**Problem details:**
Go through the material and pull out every line with the string "Cívica" in it.

## BEGIN Data excerpts

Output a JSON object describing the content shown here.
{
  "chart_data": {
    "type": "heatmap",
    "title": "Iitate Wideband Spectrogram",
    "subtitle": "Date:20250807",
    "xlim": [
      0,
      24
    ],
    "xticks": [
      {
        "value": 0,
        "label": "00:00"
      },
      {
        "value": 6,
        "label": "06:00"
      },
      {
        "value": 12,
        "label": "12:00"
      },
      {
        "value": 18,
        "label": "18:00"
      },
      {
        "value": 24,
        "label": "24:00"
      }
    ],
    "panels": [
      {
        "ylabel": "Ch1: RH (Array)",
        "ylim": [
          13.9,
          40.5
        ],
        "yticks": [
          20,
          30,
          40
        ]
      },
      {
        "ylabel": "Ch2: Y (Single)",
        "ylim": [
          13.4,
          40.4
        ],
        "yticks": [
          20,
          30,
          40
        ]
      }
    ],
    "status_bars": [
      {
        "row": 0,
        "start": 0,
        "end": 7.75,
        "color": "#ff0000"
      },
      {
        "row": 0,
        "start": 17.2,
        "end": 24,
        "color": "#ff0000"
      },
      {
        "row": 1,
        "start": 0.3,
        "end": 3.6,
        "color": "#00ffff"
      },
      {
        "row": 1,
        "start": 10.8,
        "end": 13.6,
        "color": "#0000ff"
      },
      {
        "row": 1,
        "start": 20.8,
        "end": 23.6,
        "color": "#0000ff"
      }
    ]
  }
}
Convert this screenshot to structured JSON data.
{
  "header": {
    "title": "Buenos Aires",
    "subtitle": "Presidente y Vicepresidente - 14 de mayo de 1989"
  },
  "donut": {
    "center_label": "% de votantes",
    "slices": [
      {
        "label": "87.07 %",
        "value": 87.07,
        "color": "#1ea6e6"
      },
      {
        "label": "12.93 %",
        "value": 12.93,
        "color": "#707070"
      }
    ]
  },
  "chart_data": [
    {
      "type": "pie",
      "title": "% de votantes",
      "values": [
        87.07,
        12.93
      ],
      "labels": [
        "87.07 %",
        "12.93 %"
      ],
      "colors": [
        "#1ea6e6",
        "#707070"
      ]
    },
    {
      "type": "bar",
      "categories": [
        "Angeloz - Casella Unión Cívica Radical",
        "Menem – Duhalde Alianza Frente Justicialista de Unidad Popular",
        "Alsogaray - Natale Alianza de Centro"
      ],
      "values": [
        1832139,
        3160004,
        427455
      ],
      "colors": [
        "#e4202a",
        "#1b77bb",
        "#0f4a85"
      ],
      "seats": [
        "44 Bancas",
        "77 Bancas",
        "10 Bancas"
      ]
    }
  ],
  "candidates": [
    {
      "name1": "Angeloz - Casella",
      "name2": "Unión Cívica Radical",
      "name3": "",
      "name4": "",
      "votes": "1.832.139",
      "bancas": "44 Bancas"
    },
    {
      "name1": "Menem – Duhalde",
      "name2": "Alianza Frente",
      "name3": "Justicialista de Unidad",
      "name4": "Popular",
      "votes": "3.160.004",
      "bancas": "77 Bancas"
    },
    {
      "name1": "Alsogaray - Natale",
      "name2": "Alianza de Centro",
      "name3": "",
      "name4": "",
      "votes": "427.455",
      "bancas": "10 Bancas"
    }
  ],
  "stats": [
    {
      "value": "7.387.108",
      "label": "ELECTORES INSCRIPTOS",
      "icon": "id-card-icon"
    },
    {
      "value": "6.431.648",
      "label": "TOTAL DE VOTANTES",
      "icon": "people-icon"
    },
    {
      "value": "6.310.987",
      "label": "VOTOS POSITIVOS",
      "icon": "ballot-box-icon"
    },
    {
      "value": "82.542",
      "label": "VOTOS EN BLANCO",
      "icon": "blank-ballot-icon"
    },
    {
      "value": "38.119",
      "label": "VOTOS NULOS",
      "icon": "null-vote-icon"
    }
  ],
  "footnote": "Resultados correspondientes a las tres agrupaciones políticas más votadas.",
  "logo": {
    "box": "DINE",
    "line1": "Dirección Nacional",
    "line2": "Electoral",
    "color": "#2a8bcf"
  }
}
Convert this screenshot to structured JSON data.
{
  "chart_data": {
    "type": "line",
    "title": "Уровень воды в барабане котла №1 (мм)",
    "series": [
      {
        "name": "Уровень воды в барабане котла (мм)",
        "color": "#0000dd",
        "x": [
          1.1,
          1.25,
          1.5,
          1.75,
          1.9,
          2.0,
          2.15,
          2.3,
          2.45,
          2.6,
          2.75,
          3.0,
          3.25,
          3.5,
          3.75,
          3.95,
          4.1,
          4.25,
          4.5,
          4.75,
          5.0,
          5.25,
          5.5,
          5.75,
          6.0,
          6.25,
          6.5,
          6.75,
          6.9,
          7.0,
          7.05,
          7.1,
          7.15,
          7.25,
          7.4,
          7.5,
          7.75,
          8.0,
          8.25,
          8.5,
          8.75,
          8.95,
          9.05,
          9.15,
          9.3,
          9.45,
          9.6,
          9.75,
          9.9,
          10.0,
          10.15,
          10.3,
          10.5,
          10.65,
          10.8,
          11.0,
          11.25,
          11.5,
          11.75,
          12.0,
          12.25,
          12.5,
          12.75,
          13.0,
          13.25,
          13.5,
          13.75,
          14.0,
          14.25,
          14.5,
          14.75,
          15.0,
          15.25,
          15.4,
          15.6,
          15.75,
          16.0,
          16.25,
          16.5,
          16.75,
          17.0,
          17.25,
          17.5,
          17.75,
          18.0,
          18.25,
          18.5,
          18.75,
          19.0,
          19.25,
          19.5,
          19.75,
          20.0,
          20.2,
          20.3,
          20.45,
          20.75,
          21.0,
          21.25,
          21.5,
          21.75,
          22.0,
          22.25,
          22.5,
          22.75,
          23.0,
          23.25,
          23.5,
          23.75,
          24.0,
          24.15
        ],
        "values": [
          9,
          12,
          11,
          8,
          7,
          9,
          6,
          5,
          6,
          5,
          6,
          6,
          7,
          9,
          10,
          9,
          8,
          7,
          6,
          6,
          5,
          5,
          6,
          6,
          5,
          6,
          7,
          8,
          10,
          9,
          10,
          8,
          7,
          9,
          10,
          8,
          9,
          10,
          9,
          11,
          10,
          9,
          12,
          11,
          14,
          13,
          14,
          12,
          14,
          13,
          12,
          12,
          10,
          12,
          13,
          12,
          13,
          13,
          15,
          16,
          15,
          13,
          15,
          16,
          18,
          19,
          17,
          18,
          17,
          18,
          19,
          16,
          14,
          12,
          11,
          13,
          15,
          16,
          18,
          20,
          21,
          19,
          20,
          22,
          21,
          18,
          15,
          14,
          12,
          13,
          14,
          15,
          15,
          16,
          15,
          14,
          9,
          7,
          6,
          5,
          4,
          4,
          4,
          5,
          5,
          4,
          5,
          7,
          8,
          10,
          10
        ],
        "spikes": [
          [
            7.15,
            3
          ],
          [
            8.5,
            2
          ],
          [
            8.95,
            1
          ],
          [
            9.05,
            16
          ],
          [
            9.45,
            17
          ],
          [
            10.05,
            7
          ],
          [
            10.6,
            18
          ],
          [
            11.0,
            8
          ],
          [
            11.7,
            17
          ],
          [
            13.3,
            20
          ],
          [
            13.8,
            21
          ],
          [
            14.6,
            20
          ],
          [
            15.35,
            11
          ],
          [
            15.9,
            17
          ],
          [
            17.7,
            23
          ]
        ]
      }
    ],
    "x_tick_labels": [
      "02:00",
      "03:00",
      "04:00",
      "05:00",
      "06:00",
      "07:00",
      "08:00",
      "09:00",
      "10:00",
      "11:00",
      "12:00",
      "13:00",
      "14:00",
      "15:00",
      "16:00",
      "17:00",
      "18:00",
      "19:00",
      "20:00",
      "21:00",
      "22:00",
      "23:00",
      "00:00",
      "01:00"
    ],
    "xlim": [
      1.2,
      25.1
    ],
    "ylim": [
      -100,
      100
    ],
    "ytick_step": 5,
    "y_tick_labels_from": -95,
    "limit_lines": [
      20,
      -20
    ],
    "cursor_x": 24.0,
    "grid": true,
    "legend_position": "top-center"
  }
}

## END Data excerpts

**Solution:**
        "Angeloz - Casella Unión Cívica Radical",
      "name2": "Unión Cívica Radical",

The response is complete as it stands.